### Record extracts
---+---

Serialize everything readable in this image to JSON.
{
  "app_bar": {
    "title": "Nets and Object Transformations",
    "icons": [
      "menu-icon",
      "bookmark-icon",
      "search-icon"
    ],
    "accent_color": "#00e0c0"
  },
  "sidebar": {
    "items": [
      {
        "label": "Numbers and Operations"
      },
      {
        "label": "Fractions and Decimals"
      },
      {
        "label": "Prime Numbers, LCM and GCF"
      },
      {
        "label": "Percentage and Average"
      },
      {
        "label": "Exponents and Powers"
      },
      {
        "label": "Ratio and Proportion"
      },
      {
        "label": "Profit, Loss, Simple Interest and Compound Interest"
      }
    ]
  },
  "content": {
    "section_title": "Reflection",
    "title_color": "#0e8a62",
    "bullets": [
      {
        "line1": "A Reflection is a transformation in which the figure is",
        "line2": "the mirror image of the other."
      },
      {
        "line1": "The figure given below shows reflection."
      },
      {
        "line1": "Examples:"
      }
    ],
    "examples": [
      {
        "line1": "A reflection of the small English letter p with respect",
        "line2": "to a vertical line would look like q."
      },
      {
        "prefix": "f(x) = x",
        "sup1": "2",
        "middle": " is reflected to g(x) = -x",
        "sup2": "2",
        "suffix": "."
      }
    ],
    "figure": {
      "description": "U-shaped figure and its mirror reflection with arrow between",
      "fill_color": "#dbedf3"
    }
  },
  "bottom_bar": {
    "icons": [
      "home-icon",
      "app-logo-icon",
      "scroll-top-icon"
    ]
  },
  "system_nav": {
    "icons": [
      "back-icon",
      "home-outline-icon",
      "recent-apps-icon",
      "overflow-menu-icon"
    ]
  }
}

---+---

Set out the complete listing exactly as shown.

### Solution to the problem
Serialize everything readable in this image to JSON.
{
  "app_bar": {
    "title": "Nets and Object Transformations",
    "icons": [
      "menu-icon",
      "bookmark-icon",
      "search-icon"
    ],
    "accent_color": "#00e0c0"
  },
  "sidebar": {
    "items": [
      {
        "label": "Numbers and Operations"
      },
      {
        "label": "Fractions and Decimals"
      },
      {
        "label": "Prime Numbers, LCM and GCF"
      },
      {
        "label": "Percentage and Average"
      },
      {
        "label": "Exponents and Powers"
      },
      {
        "label": "Ratio and Proportion"
      },
      {
        "label": "Profit, Loss, Simple Interest and Compound Interest"
      }
    ]
  },
  "content": {
    "section_title": "Reflection",
    "title_color": "#0e8a62",
    "bullets": [
      {
        "line1": "A Reflection is a transformation in which the figure is",
        "line2": "the mirror image of the other."
      },
      {
        "line1": "The figure given below shows reflection."
      },
      {
        "line1": "Examples:"
      }
    ],
    "examples": [
      {
        "line1": "A reflection of the small English letter p with respect",
        "line2": "to a vertical line would look like q."
      },
      {
        "prefix": "f(x) = x",
        "sup1": "2",
        "middle": " is reflected to g(x) = -x",
        "sup2": "2",
        "suffix": "."
      }
    ],
    "figure": {
      "description": "U-shaped figure and its mirror reflection with arrow between",
      "fill_color": "#dbedf3"
    }
  },
  "bottom_bar": {
    "icons": [
      "home-icon",
      "app-logo-icon",
      "scroll-top-icon"
    ]
  },
  "system_nav": {
    "icons": [
      "back-icon",
      "home-outline-icon",
      "recent-apps-icon",
      "overflow-menu-icon"
    ]
  }
}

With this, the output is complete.